> [Instructions to follow]: Using the records provided below, locate and copy each line that contains the word "ALFACE".
-*-
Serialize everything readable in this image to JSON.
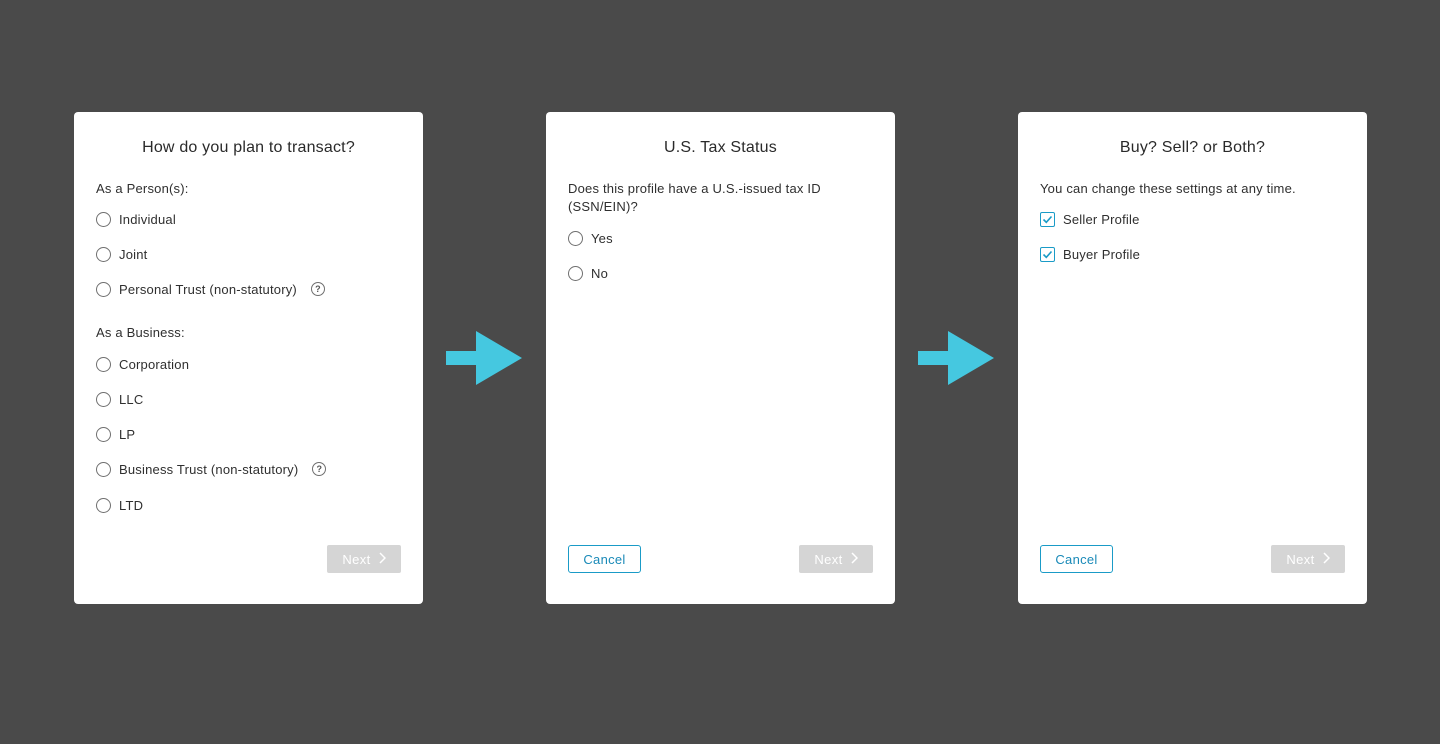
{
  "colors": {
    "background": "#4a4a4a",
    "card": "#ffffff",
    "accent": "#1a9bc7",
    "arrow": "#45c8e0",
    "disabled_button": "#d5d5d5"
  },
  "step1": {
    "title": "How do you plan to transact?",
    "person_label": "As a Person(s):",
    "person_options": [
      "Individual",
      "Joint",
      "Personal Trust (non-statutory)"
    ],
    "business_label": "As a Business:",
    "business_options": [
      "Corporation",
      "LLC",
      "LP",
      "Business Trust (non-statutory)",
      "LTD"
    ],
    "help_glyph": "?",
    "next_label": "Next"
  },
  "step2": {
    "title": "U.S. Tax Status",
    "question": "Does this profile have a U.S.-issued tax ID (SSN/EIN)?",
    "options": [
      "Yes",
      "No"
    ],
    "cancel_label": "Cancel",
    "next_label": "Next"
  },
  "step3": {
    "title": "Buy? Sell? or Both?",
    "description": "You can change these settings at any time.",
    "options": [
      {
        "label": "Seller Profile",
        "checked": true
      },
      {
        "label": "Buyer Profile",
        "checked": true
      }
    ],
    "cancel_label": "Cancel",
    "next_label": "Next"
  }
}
-*-
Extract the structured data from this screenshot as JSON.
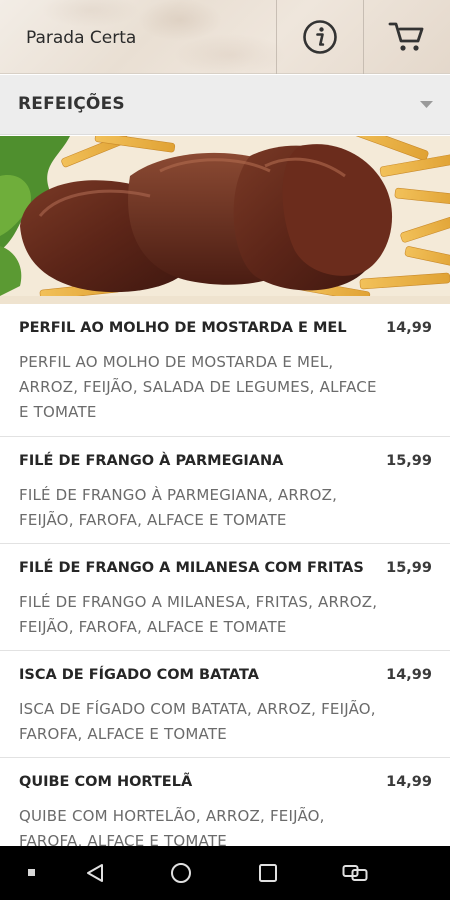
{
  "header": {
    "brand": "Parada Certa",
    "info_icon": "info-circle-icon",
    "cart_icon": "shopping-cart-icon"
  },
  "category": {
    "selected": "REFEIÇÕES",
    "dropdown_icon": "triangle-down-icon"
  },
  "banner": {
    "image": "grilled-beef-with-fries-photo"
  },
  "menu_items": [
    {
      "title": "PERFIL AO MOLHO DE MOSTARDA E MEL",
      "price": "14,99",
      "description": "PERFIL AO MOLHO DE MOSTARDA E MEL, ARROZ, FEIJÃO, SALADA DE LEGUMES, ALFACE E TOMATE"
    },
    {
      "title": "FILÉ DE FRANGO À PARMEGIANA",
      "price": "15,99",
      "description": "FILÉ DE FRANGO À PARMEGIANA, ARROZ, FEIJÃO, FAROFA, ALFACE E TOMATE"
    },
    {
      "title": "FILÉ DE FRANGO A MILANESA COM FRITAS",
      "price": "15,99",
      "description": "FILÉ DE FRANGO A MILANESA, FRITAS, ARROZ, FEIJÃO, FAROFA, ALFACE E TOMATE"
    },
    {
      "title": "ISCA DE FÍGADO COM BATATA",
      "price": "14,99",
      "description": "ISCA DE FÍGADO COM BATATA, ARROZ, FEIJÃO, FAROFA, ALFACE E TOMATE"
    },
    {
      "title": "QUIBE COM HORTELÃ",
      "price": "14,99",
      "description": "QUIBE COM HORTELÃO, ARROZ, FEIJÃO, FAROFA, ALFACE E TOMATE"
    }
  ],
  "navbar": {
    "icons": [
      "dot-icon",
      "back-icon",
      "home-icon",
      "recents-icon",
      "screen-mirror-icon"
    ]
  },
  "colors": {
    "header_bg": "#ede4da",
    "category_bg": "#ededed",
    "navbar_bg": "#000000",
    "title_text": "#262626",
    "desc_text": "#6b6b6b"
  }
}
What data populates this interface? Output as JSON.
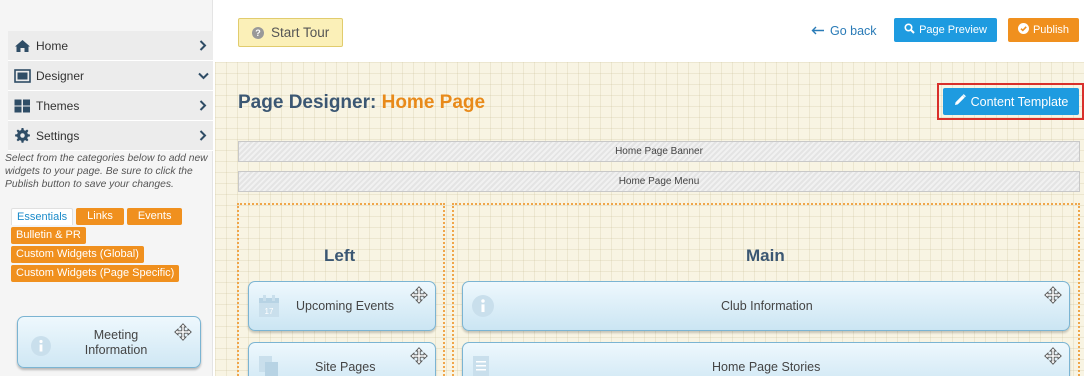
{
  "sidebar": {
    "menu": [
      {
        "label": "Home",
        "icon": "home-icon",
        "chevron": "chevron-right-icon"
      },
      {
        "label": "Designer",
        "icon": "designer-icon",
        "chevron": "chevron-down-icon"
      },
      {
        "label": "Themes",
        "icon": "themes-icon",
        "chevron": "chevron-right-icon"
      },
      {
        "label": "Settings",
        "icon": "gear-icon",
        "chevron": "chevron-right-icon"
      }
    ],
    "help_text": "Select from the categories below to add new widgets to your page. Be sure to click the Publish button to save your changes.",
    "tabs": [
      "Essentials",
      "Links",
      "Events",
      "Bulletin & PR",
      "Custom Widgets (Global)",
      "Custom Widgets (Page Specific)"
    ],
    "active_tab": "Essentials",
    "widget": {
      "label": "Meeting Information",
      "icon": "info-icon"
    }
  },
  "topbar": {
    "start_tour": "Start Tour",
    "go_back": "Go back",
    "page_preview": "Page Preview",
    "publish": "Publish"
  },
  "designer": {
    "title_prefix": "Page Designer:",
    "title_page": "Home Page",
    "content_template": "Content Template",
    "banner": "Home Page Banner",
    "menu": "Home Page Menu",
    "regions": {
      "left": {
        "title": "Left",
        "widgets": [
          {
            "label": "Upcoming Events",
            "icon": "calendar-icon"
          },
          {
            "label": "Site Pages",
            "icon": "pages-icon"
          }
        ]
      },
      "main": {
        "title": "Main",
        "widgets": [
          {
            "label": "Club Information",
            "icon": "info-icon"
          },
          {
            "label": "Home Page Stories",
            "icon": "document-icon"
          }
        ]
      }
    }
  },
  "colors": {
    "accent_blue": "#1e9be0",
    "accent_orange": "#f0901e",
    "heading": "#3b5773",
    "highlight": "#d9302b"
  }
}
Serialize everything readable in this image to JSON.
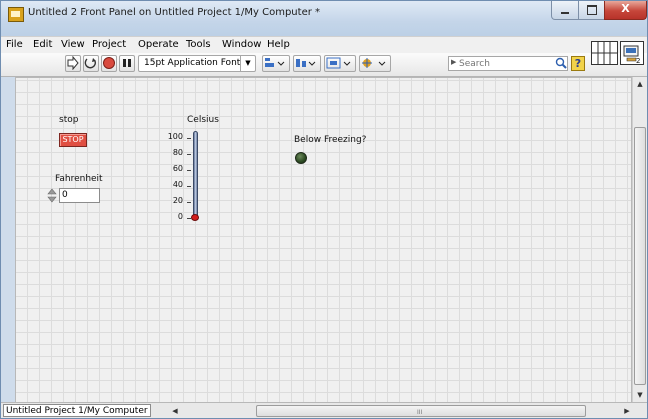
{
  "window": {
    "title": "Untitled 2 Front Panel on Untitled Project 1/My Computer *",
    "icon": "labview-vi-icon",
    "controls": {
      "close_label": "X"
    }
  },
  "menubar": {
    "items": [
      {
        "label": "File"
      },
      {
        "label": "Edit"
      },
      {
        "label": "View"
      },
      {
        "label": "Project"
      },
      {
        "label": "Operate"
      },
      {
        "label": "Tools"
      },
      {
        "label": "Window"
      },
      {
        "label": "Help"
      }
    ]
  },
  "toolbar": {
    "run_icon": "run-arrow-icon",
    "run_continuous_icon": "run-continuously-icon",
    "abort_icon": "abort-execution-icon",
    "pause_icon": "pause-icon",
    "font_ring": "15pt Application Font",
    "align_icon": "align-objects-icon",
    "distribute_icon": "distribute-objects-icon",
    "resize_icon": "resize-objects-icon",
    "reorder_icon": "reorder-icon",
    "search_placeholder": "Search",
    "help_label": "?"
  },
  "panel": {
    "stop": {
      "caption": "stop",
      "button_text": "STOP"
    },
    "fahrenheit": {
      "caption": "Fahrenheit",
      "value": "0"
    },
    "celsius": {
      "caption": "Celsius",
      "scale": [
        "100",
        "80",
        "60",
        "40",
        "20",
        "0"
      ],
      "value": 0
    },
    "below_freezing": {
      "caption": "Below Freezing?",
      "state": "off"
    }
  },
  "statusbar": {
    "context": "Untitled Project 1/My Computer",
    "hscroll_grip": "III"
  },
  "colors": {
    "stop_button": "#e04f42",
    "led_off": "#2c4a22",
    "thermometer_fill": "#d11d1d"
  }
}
-*-
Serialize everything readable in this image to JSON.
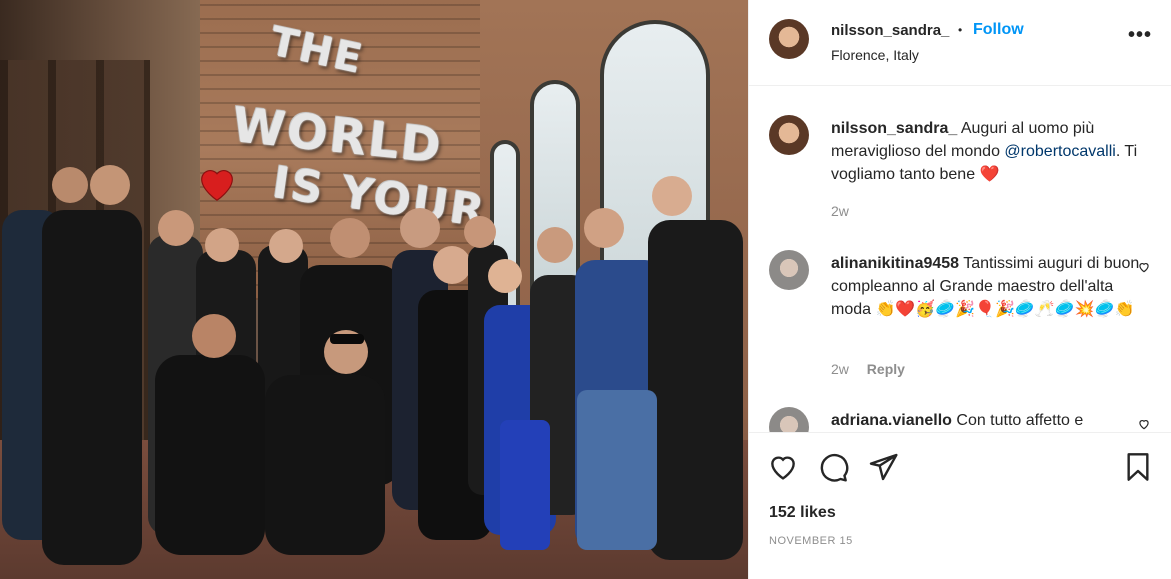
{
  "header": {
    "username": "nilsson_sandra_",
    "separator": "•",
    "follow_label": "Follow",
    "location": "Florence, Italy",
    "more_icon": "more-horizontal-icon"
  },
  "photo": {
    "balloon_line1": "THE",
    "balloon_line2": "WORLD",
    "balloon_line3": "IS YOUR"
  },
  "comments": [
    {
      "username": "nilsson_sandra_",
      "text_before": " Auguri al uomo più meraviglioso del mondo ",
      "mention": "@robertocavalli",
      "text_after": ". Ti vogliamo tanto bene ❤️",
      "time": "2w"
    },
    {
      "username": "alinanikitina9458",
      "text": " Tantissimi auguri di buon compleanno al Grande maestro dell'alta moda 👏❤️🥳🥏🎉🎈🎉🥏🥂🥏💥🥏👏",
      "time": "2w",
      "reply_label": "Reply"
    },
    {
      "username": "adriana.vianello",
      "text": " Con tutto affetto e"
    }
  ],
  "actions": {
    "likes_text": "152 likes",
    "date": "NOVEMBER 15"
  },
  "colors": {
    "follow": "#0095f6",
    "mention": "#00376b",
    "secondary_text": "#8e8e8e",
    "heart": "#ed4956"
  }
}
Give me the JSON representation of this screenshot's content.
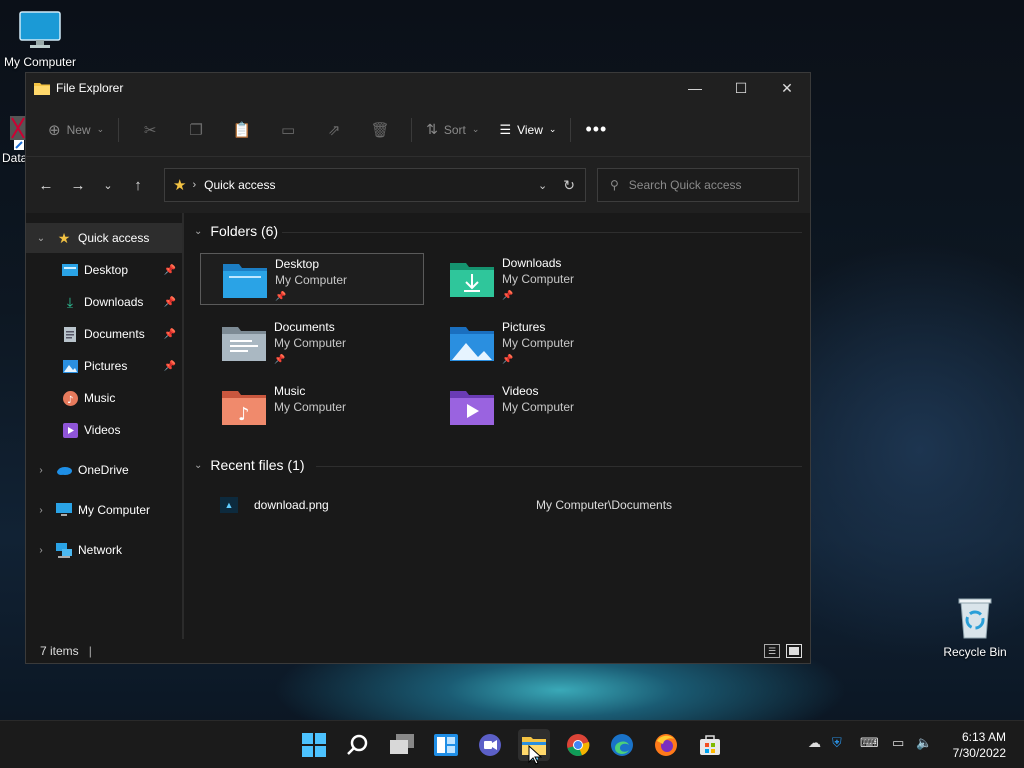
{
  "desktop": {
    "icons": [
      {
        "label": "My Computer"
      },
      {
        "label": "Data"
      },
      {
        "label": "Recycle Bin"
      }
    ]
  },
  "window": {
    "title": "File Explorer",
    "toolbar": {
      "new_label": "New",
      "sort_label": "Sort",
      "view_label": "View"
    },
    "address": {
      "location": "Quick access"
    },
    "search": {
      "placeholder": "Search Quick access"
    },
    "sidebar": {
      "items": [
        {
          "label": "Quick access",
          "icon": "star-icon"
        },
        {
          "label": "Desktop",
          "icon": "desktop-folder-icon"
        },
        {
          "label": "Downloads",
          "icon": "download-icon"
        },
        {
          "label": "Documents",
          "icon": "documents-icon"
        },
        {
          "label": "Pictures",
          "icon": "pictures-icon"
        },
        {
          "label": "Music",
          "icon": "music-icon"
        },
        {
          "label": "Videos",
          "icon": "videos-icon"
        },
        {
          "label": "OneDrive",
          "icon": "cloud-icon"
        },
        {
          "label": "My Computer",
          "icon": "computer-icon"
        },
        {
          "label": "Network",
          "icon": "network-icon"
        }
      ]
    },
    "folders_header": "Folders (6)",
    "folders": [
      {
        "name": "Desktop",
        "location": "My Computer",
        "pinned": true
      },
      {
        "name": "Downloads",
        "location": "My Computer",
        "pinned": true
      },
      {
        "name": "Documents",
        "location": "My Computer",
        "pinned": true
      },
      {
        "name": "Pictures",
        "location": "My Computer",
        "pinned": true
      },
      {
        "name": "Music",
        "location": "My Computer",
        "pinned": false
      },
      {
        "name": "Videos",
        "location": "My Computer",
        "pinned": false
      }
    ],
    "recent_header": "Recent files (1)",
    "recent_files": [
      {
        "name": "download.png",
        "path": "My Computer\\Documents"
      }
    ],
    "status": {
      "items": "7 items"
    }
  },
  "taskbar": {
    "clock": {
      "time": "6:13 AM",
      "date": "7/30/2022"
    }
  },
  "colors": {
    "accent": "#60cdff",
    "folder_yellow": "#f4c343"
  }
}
-*-
> [Exercise solution]:
      "description": "PERFIL AO MOLHO DE MOSTARDA E MEL, ARROZ, FEIJÃO, SALADA DE LEGUMES, ALFACE E TOMATE"
      "description": "FILÉ DE FRANGO À PARMEGIANA, ARROZ, FEIJÃO, FAROFA, ALFACE E TOMATE"
      "description": "FILÉ DE FRANGO A MILANESA, FRITAS, ARROZ, FEIJÃO, FAROFA, ALFACE E TOMATE"
      "description": "ISCA DE FÍGADO COM BATATA, ARROZ, FEIJÃO, FAROFA, ALFACE E TOMATE"
      "description": "QUIBE COM HORTELÃO, ARROZ, FEIJÃO, FAROFA, ALFACE E TOMATE"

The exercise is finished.